Figure contents as structured data
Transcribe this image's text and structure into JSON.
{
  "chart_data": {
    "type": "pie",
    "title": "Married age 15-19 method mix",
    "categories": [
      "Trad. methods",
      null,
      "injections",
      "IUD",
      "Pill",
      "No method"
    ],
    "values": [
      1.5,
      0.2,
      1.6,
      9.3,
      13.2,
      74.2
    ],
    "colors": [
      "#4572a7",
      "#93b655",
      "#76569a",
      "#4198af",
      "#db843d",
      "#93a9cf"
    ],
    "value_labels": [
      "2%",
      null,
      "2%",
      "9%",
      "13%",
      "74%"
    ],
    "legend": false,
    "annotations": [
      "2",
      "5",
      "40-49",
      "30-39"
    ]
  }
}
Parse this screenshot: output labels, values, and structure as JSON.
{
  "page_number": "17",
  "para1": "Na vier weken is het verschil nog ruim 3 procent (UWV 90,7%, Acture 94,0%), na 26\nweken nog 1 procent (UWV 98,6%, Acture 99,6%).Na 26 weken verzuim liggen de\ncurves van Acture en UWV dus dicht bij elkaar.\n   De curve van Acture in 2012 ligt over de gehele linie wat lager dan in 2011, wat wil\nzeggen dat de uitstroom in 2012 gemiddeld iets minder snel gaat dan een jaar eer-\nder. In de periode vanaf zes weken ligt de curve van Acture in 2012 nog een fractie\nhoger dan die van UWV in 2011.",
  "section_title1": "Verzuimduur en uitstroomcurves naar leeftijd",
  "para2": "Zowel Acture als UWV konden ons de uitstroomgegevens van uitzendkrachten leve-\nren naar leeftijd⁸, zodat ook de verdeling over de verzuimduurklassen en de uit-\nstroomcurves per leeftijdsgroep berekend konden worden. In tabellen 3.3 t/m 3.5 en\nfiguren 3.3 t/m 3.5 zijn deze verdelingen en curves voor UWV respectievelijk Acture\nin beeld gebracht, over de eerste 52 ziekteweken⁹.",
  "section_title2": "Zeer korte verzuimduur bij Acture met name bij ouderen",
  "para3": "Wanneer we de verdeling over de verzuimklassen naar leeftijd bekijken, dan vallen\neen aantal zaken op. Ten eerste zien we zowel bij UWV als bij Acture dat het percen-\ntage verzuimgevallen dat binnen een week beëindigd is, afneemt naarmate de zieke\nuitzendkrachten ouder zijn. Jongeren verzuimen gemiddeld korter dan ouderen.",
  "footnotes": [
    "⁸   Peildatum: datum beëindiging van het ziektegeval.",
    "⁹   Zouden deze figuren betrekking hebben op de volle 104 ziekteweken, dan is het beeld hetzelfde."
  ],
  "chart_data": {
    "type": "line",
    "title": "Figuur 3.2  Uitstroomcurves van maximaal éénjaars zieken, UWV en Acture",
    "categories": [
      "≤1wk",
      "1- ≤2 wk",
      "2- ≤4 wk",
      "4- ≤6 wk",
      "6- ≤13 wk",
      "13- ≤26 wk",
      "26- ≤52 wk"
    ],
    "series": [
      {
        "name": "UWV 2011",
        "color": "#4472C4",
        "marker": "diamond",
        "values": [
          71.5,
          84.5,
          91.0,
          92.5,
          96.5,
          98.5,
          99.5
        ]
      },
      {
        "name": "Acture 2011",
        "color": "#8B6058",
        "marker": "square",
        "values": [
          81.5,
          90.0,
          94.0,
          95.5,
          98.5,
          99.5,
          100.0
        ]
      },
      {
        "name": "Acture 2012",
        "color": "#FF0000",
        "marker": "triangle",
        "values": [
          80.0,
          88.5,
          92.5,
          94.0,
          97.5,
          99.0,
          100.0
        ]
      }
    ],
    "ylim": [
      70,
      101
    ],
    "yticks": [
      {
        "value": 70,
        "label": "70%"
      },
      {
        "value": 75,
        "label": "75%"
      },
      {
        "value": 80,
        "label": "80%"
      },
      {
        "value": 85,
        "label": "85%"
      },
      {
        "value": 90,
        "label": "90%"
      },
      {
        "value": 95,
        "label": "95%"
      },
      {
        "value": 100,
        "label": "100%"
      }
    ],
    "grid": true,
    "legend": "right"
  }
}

__Exercise brief__
Pick out every line above that contains the word "deze" and copy it.

__Answer to this problem__
  "para2": "Zowel Acture als UWV konden ons de uitstroomgegevens van uitzendkrachten leve-\nren naar leeftijd⁸, zodat ook de verdeling over de verzuimduurklassen en de uit-\nstroomcurves per leeftijdsgroep berekend konden worden. In tabellen 3.3 t/m 3.5 en\nfiguren 3.3 t/m 3.5 zijn deze verdelingen en curves voor UWV respectievelijk Acture\nin beeld gebracht, over de eerste 52 ziekteweken⁹.",
    "⁹   Zouden deze figuren betrekking hebben op de volle 104 ziekteweken, dan is het beeld hetzelfde."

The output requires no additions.